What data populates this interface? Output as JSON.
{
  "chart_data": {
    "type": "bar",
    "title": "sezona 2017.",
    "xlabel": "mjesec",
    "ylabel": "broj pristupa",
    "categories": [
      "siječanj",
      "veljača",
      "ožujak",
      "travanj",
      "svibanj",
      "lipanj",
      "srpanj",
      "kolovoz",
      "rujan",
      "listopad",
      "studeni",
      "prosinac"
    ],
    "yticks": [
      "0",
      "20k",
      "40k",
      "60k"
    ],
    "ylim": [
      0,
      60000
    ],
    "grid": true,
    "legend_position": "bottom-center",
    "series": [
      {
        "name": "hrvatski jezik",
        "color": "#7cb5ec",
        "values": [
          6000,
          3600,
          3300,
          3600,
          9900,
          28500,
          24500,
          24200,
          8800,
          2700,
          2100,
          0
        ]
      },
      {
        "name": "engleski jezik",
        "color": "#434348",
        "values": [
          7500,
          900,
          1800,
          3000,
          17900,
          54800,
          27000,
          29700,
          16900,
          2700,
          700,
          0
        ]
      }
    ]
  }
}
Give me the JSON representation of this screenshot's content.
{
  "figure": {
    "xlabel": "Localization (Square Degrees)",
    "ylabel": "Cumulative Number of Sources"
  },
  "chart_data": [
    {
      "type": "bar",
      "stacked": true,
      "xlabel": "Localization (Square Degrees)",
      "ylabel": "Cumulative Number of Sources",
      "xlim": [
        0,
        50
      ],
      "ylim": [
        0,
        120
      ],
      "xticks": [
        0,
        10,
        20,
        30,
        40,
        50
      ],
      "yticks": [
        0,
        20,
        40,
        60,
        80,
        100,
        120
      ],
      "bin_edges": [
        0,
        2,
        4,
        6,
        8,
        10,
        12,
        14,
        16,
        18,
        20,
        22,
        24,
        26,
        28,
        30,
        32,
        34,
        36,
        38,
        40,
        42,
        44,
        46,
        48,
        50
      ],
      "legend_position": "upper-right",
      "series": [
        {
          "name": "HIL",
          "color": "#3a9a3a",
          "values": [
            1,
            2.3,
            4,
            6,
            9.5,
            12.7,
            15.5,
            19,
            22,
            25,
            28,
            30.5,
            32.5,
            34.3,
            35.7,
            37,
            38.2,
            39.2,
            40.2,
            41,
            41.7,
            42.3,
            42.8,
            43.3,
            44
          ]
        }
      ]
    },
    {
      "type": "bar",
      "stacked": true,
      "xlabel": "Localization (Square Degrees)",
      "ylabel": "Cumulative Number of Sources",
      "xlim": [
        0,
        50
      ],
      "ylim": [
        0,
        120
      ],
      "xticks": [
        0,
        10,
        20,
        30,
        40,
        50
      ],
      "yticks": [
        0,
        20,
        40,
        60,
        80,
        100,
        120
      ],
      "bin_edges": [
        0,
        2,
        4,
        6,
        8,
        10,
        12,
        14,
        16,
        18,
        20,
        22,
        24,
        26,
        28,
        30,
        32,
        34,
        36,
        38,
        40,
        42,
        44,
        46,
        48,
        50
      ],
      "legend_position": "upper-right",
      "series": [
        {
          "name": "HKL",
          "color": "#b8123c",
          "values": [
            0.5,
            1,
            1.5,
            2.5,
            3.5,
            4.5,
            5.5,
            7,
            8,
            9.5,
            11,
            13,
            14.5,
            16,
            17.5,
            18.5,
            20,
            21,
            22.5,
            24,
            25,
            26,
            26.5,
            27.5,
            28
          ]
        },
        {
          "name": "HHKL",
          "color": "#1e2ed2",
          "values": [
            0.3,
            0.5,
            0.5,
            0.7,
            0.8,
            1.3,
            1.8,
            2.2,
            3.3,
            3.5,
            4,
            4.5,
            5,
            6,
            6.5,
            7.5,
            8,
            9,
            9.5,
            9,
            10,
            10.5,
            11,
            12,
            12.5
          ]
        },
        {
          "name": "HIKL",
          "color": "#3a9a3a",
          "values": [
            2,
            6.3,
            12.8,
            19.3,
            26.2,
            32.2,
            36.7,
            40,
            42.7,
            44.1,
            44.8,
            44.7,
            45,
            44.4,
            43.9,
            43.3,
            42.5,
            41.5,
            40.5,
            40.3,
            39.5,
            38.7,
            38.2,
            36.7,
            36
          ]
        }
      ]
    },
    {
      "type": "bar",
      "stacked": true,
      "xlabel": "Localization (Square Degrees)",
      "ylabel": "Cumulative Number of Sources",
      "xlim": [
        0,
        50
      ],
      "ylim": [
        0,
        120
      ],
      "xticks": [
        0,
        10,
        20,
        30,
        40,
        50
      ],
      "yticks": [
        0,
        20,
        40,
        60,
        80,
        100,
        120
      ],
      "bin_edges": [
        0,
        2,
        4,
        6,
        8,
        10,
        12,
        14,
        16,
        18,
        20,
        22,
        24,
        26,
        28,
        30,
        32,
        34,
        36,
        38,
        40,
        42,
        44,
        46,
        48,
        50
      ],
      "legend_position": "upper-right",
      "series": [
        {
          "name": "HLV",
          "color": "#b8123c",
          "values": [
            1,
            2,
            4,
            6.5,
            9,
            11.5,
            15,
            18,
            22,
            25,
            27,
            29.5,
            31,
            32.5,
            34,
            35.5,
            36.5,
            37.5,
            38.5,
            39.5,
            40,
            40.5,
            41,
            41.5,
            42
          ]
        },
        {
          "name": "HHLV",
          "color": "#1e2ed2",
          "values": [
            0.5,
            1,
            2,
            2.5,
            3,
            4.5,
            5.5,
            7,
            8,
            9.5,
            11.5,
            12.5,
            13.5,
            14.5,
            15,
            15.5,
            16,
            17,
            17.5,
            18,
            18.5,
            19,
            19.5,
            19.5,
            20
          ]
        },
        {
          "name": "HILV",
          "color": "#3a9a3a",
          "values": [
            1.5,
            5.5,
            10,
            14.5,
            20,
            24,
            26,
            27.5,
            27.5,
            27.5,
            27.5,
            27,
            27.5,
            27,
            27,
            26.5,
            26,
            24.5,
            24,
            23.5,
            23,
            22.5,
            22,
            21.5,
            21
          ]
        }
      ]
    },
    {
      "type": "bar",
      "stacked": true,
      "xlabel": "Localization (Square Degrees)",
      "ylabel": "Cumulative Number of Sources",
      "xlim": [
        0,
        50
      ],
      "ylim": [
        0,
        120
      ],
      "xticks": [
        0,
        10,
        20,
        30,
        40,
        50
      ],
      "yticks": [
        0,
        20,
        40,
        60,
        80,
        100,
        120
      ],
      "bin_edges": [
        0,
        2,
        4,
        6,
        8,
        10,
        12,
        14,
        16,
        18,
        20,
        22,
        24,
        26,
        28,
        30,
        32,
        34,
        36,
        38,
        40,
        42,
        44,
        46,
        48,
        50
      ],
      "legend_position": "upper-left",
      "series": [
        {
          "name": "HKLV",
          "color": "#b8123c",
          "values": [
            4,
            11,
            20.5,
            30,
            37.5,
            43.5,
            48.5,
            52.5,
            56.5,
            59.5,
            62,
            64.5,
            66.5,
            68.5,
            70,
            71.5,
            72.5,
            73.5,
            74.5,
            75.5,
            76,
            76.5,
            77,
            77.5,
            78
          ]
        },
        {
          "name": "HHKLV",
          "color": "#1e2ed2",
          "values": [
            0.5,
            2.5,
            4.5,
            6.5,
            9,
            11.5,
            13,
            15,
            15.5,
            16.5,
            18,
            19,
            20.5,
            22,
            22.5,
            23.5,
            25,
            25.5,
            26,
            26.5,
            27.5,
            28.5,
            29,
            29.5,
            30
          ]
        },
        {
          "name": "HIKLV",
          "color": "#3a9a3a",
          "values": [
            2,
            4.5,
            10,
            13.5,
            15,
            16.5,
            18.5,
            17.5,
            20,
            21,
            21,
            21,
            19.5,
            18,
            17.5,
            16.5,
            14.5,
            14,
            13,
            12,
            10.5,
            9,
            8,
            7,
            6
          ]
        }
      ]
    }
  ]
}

· · ·

Locate all lines that include the word "jezik" and copy them out.

        "name": "hrvatski jezik",
        "name": "engleski jezik",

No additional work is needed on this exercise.